## Aim
Write the material out again in full, exactly.
--- Listed entries ---
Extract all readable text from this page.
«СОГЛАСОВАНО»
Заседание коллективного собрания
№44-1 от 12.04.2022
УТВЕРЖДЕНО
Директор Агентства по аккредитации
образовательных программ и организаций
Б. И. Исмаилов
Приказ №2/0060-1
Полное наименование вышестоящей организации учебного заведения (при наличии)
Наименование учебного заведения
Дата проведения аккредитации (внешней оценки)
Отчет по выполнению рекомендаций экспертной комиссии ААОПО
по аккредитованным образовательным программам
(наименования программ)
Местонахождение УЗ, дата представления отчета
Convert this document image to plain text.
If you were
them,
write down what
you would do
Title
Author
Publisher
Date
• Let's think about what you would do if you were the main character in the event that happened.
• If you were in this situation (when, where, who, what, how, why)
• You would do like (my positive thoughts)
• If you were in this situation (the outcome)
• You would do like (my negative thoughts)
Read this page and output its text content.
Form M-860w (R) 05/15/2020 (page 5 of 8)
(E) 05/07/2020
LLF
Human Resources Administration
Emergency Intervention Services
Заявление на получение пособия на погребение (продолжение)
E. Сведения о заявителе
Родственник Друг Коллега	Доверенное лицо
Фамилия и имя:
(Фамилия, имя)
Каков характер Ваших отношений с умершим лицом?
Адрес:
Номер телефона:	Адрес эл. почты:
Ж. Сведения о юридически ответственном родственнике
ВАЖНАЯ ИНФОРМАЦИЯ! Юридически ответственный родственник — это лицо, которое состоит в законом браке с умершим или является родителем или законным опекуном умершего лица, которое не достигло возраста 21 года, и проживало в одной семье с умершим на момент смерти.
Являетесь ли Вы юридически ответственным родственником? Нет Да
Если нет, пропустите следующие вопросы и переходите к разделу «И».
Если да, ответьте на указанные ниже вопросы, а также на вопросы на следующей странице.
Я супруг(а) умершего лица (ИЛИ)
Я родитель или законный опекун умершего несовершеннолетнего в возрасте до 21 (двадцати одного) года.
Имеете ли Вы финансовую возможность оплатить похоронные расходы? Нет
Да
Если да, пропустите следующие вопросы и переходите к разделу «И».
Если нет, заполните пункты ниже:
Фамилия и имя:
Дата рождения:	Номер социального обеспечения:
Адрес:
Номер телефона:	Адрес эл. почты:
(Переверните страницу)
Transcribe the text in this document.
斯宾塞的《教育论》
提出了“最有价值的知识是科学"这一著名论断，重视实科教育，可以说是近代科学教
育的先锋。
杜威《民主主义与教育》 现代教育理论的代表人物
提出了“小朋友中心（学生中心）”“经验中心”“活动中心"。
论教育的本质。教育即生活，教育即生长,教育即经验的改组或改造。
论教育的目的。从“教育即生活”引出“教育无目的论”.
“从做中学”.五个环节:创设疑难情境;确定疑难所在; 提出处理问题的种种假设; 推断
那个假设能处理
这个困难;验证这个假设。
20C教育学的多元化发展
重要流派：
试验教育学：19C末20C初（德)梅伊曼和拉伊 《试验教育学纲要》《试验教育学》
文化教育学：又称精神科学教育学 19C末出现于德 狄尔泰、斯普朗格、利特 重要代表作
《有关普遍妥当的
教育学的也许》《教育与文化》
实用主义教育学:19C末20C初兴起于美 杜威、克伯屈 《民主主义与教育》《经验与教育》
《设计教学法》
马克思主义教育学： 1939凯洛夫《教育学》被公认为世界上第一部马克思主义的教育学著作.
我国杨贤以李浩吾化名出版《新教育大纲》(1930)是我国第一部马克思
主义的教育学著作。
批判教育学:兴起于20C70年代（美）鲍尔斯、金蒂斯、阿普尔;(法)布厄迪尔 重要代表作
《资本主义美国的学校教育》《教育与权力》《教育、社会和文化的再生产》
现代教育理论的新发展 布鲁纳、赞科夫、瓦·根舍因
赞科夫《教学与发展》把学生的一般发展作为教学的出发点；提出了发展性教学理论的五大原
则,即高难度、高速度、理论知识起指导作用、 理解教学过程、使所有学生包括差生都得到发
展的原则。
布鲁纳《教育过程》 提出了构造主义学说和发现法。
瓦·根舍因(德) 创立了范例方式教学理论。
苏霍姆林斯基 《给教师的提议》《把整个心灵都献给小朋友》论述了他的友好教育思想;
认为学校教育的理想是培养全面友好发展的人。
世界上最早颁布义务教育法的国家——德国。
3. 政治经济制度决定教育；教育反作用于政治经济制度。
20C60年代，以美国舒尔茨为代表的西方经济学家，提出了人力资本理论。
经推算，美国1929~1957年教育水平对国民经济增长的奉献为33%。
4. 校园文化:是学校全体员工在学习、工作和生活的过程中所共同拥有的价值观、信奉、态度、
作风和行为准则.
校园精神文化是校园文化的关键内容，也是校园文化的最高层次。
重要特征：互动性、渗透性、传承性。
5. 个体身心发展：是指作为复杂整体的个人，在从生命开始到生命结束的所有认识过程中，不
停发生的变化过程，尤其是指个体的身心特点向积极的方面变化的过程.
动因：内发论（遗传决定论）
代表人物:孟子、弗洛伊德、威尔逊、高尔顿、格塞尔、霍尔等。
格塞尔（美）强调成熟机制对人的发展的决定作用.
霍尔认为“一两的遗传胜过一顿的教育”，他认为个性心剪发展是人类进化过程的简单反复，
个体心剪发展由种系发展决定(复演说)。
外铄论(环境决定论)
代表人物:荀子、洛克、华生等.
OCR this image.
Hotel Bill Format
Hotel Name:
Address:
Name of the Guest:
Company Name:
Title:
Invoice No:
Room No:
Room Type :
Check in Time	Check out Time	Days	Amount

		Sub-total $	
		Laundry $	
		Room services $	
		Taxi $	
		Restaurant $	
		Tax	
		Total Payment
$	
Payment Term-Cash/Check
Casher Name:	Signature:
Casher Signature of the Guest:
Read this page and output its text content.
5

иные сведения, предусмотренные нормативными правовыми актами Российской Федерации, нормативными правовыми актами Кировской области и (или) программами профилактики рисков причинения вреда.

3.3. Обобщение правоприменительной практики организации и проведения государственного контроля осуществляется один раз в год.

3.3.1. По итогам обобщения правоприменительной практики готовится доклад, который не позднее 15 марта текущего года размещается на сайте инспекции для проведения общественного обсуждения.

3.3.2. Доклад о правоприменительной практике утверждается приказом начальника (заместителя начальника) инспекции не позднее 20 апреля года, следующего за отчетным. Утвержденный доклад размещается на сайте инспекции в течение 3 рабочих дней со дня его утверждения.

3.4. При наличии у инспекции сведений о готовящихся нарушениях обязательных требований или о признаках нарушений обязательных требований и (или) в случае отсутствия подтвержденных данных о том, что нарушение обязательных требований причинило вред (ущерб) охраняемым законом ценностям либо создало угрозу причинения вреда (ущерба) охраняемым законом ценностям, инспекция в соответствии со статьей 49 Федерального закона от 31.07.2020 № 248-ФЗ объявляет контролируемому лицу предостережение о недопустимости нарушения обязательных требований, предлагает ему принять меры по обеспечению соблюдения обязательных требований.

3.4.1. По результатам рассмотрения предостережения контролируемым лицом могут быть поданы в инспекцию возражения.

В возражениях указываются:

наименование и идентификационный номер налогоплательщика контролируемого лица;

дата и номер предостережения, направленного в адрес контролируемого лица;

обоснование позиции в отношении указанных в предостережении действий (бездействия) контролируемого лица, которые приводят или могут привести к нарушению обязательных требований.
---
## Final answer
Extract all readable text from this page.
«СОГЛАСОВАНО»
Заседание коллективного собрания
№44-1 от 12.04.2022
УТВЕРЖДЕНО
Директор Агентства по аккредитации
образовательных программ и организаций
Б. И. Исмаилов
Приказ №2/0060-1
Полное наименование вышестоящей организации учебного заведения (при наличии)
Наименование учебного заведения
Дата проведения аккредитации (внешней оценки)
Отчет по выполнению рекомендаций экспертной комиссии ААОПО
по аккредитованным образовательным программам
(наименования программ)
Местонахождение УЗ, дата представления отчета
Convert this document image to plain text.
If you were
them,
write down what
you would do
Title
Author
Publisher
Date
• Let's think about what you would do if you were the main character in the event that happened.
• If you were in this situation (when, where, who, what, how, why)
• You would do like (my positive thoughts)
• If you were in this situation (the outcome)
• You would do like (my negative thoughts)
Read this page and output its text content.
Form M-860w (R) 05/15/2020 (page 5 of 8)
(E) 05/07/2020
LLF
Human Resources Administration
Emergency Intervention Services
Заявление на получение пособия на погребение (продолжение)
E. Сведения о заявителе
Родственник Друг Коллега	Доверенное лицо
Фамилия и имя:
(Фамилия, имя)
Каков характер Ваших отношений с умершим лицом?
Адрес:
Номер телефона:	Адрес эл. почты:
Ж. Сведения о юридически ответственном родственнике
ВАЖНАЯ ИНФОРМАЦИЯ! Юридически ответственный родственник — это лицо, которое состоит в законом браке с умершим или является родителем или законным опекуном умершего лица, которое не достигло возраста 21 года, и проживало в одной семье с умершим на момент смерти.
Являетесь ли Вы юридически ответственным родственником? Нет Да
Если нет, пропустите следующие вопросы и переходите к разделу «И».
Если да, ответьте на указанные ниже вопросы, а также на вопросы на следующей странице.
Я супруг(а) умершего лица (ИЛИ)
Я родитель или законный опекун умершего несовершеннолетнего в возрасте до 21 (двадцати одного) года.
Имеете ли Вы финансовую возможность оплатить похоронные расходы? Нет
Да
Если да, пропустите следующие вопросы и переходите к разделу «И».
Если нет, заполните пункты ниже:
Фамилия и имя:
Дата рождения:	Номер социального обеспечения:
Адрес:
Номер телефона:	Адрес эл. почты:
(Переверните страницу)
Transcribe the text in this document.
斯宾塞的《教育论》
提出了“最有价值的知识是科学"这一著名论断，重视实科教育，可以说是近代科学教
育的先锋。
杜威《民主主义与教育》 现代教育理论的代表人物
提出了“小朋友中心（学生中心）”“经验中心”“活动中心"。
论教育的本质。教育即生活，教育即生长,教育即经验的改组或改造。
论教育的目的。从“教育即生活”引出“教育无目的论”.
“从做中学”.五个环节:创设疑难情境;确定疑难所在; 提出处理问题的种种假设; 推断
那个假设能处理
这个困难;验证这个假设。
20C教育学的多元化发展
重要流派：
试验教育学：19C末20C初（德)梅伊曼和拉伊 《试验教育学纲要》《试验教育学》
文化教育学：又称精神科学教育学 19C末出现于德 狄尔泰、斯普朗格、利特 重要代表作
《有关普遍妥当的
教育学的也许》《教育与文化》
实用主义教育学:19C末20C初兴起于美 杜威、克伯屈 《民主主义与教育》《经验与教育》
《设计教学法》
马克思主义教育学： 1939凯洛夫《教育学》被公认为世界上第一部马克思主义的教育学著作.
我国杨贤以李浩吾化名出版《新教育大纲》(1930)是我国第一部马克思
主义的教育学著作。
批判教育学:兴起于20C70年代（美）鲍尔斯、金蒂斯、阿普尔;(法)布厄迪尔 重要代表作
《资本主义美国的学校教育》《教育与权力》《教育、社会和文化的再生产》
现代教育理论的新发展 布鲁纳、赞科夫、瓦·根舍因
赞科夫《教学与发展》把学生的一般发展作为教学的出发点；提出了发展性教学理论的五大原
则,即高难度、高速度、理论知识起指导作用、 理解教学过程、使所有学生包括差生都得到发
展的原则。
布鲁纳《教育过程》 提出了构造主义学说和发现法。
瓦·根舍因(德) 创立了范例方式教学理论。
苏霍姆林斯基 《给教师的提议》《把整个心灵都献给小朋友》论述了他的友好教育思想;
认为学校教育的理想是培养全面友好发展的人。
世界上最早颁布义务教育法的国家——德国。
3. 政治经济制度决定教育；教育反作用于政治经济制度。
20C60年代，以美国舒尔茨为代表的西方经济学家，提出了人力资本理论。
经推算，美国1929~1957年教育水平对国民经济增长的奉献为33%。
4. 校园文化:是学校全体员工在学习、工作和生活的过程中所共同拥有的价值观、信奉、态度、
作风和行为准则.
校园精神文化是校园文化的关键内容，也是校园文化的最高层次。
重要特征：互动性、渗透性、传承性。
5. 个体身心发展：是指作为复杂整体的个人，在从生命开始到生命结束的所有认识过程中，不
停发生的变化过程，尤其是指个体的身心特点向积极的方面变化的过程.
动因：内发论（遗传决定论）
代表人物:孟子、弗洛伊德、威尔逊、高尔顿、格塞尔、霍尔等。
格塞尔（美）强调成熟机制对人的发展的决定作用.
霍尔认为“一两的遗传胜过一顿的教育”，他认为个性心剪发展是人类进化过程的简单反复，
个体心剪发展由种系发展决定(复演说)。
外铄论(环境决定论)
代表人物:荀子、洛克、华生等.
OCR this image.
Hotel Bill Format
Hotel Name:
Address:
Name of the Guest:
Company Name:
Title:
Invoice No:
Room No:
Room Type :
Check in Time	Check out Time	Days	Amount

		Sub-total $	
		Laundry $	
		Room services $	
		Taxi $	
		Restaurant $	
		Tax	
		Total Payment
$	
Payment Term-Cash/Check
Casher Name:	Signature:
Casher Signature of the Guest:
Read this page and output its text content.
5

иные сведения, предусмотренные нормативными правовыми актами Российской Федерации, нормативными правовыми актами Кировской области и (или) программами профилактики рисков причинения вреда.

3.3. Обобщение правоприменительной практики организации и проведения государственного контроля осуществляется один раз в год.

3.3.1. По итогам обобщения правоприменительной практики готовится доклад, который не позднее 15 марта текущего года размещается на сайте инспекции для проведения общественного обсуждения.

3.3.2. Доклад о правоприменительной практике утверждается приказом начальника (заместителя начальника) инспекции не позднее 20 апреля года, следующего за отчетным. Утвержденный доклад размещается на сайте инспекции в течение 3 рабочих дней со дня его утверждения.

3.4. При наличии у инспекции сведений о готовящихся нарушениях обязательных требований или о признаках нарушений обязательных требований и (или) в случае отсутствия подтвержденных данных о том, что нарушение обязательных требований причинило вред (ущерб) охраняемым законом ценностям либо создало угрозу причинения вреда (ущерба) охраняемым законом ценностям, инспекция в соответствии со статьей 49 Федерального закона от 31.07.2020 № 248-ФЗ объявляет контролируемому лицу предостережение о недопустимости нарушения обязательных требований, предлагает ему принять меры по обеспечению соблюдения обязательных требований.

3.4.1. По результатам рассмотрения предостережения контролируемым лицом могут быть поданы в инспекцию возражения.

В возражениях указываются:

наименование и идентификационный номер налогоплательщика контролируемого лица;

дата и номер предостережения, направленного в адрес контролируемого лица;

обоснование позиции в отношении указанных в предостережении действий (бездействия) контролируемого лица, которые приводят или могут привести к нарушению обязательных требований.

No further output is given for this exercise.